▸ **Requirements**
Locate every line in the records below that holds the word "shape" and return each one.
== == ==
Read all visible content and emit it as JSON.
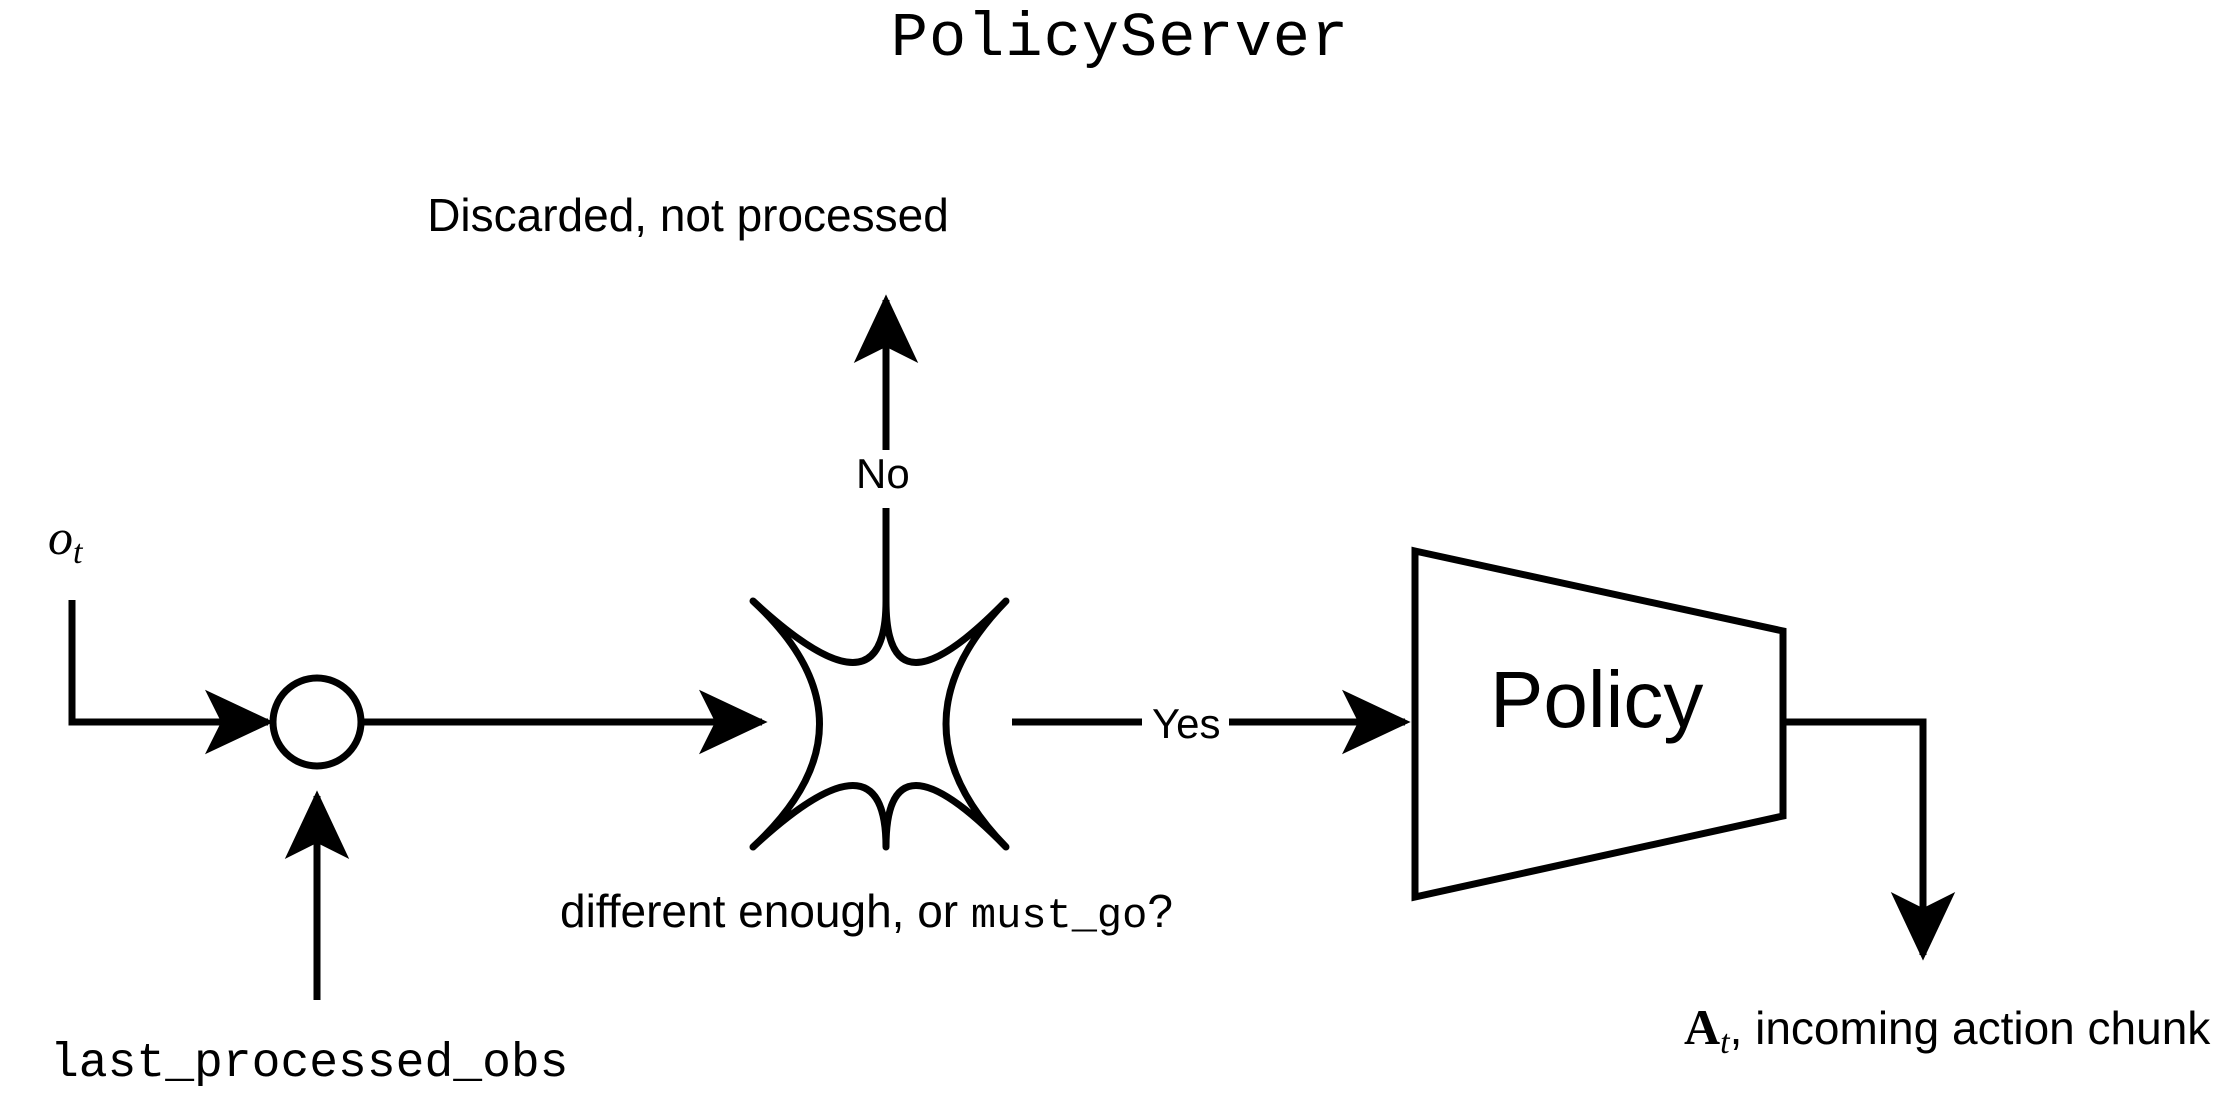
{
  "diagram": {
    "title": "PolicyServer",
    "nodes": {
      "merge_junction": {
        "shape": "circle",
        "label": ""
      },
      "decision": {
        "shape": "four-pointed-star",
        "question_prefix": "different enough, or ",
        "question_code": "must_go",
        "question_suffix": "?"
      },
      "policy": {
        "shape": "trapezoid",
        "label": "Policy"
      }
    },
    "edges": {
      "no_branch_label": "No",
      "yes_branch_label": "Yes",
      "discarded_label": "Discarded, not processed"
    },
    "inputs": {
      "observation_symbol": "o",
      "observation_subscript": "t",
      "last_processed_obs": "last_processed_obs"
    },
    "outputs": {
      "action_symbol": "A",
      "action_subscript": "t",
      "action_text": ", incoming action chunk"
    },
    "colors": {
      "background": "#ffffff",
      "stroke": "#000000"
    }
  }
}
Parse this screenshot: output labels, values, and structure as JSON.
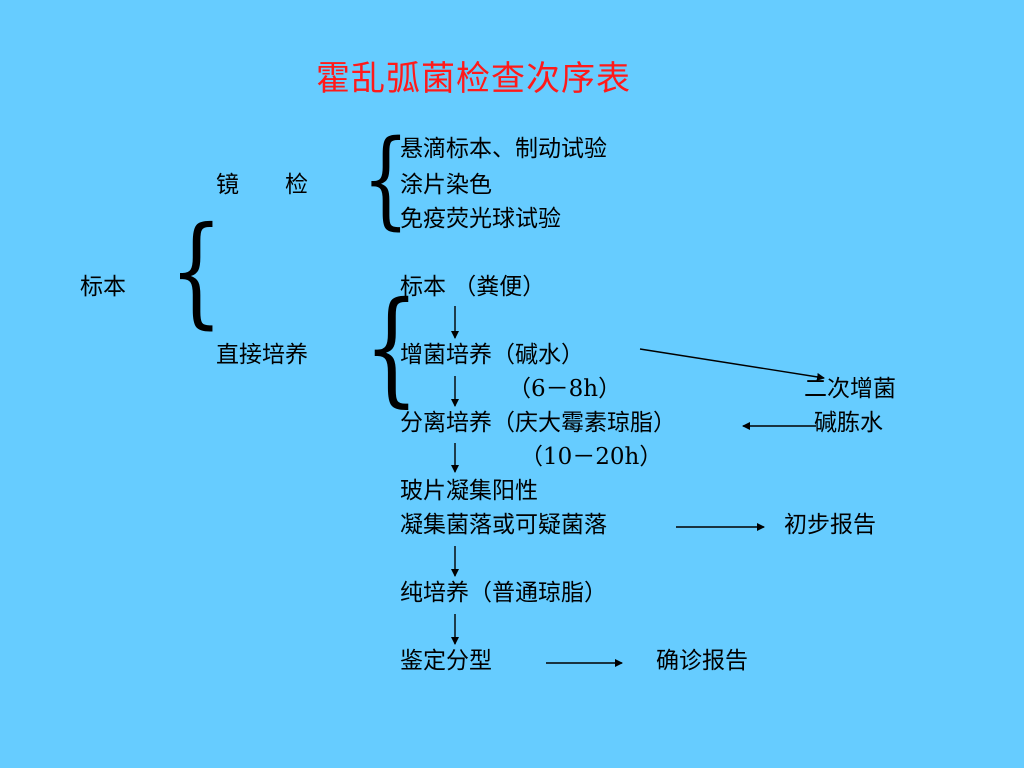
{
  "title": "霍乱弧菌检查次序表",
  "root": "标本",
  "branches": {
    "microscopy": {
      "label": "镜　　检",
      "items": [
        "悬滴标本、制动试验",
        "涂片染色",
        "免疫荧光球试验"
      ]
    },
    "culture": {
      "label": "直接培养",
      "steps": {
        "specimen": "标本 （粪便）",
        "enrich": "增菌培养（碱水）",
        "enrich_time": "（6－8h）",
        "isolate": "分离培养（庆大霉素琼脂）",
        "isolate_time": "（10－20h）",
        "slide": "玻片凝集阳性",
        "colony": "凝集菌落或可疑菌落",
        "pure": "纯培养（普通琼脂）",
        "identify": "鉴定分型"
      },
      "side": {
        "second_enrich": "二次增菌",
        "alkaline_water": "碱胨水",
        "preliminary_report": "初步报告",
        "final_report": "确诊报告"
      }
    }
  },
  "colors": {
    "background": "#66ccff",
    "title": "#ff1a1a",
    "text": "#000000"
  }
}
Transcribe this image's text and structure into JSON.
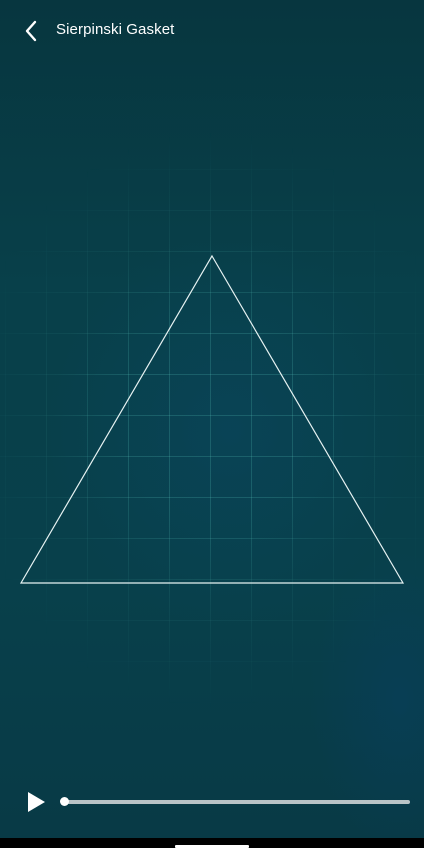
{
  "header": {
    "title": "Sierpinski Gasket",
    "back_icon": "chevron-left-icon"
  },
  "canvas": {
    "shape": "triangle-outline",
    "stroke_color": "#e6f2f2",
    "grid_color": "#5ac8be",
    "background_color": "#08404a"
  },
  "controls": {
    "play_icon": "play-icon",
    "progress": 0.0,
    "track_color": "#b9c4c7",
    "thumb_color": "#ffffff"
  }
}
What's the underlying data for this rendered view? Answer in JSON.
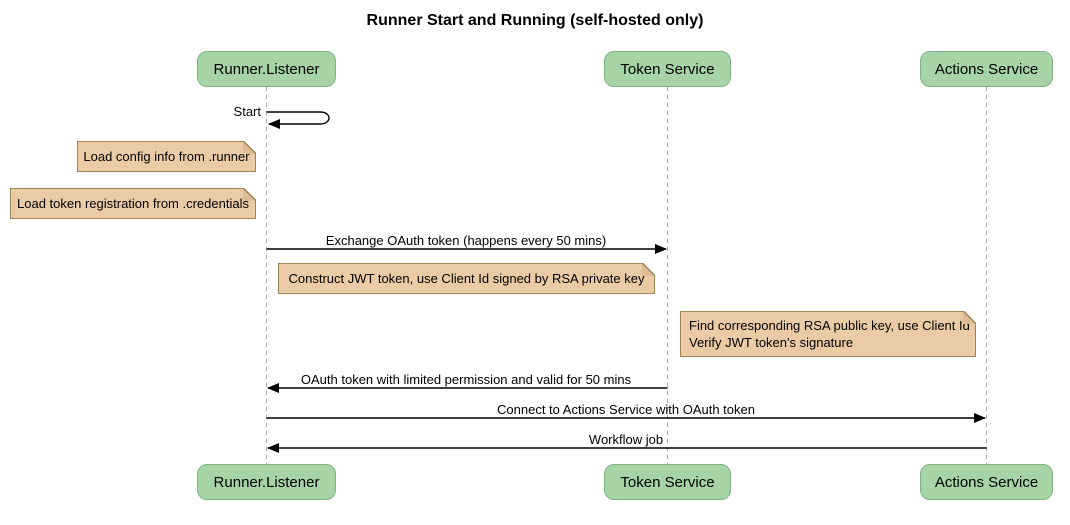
{
  "title": "Runner Start and Running (self-hosted only)",
  "colors": {
    "actor_fill": "#a6d4a7",
    "actor_border": "#81b183",
    "note_fill": "#ebcba6",
    "note_border": "#9e8258",
    "note_fold": "#dfbc93",
    "lifeline": "#a6a6a6",
    "message": "#000000"
  },
  "participants": [
    {
      "name": "Runner.Listener"
    },
    {
      "name": "Token Service"
    },
    {
      "name": "Actions Service"
    }
  ],
  "messages": {
    "start": "Start",
    "exchange": "Exchange OAuth token (happens every 50 mins)",
    "oauth_return": "OAuth token with limited permission and valid for 50 mins",
    "connect": "Connect to Actions Service with OAuth token",
    "workflow": "Workflow job"
  },
  "notes": {
    "load_config": "Load config info from .runner",
    "load_token": "Load token registration from .credentials",
    "construct_jwt": "Construct JWT token, use Client Id signed by RSA private key",
    "find_key_line1": "Find corresponding RSA public key, use Client Id",
    "find_key_line2": "Verify JWT token's signature"
  }
}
== == ==
▸ **Written solution**
        "shape": "circle",
        "shape": "four-pointed-star",
        "shape": "trapezoid",
    "shape": "triangle-outline",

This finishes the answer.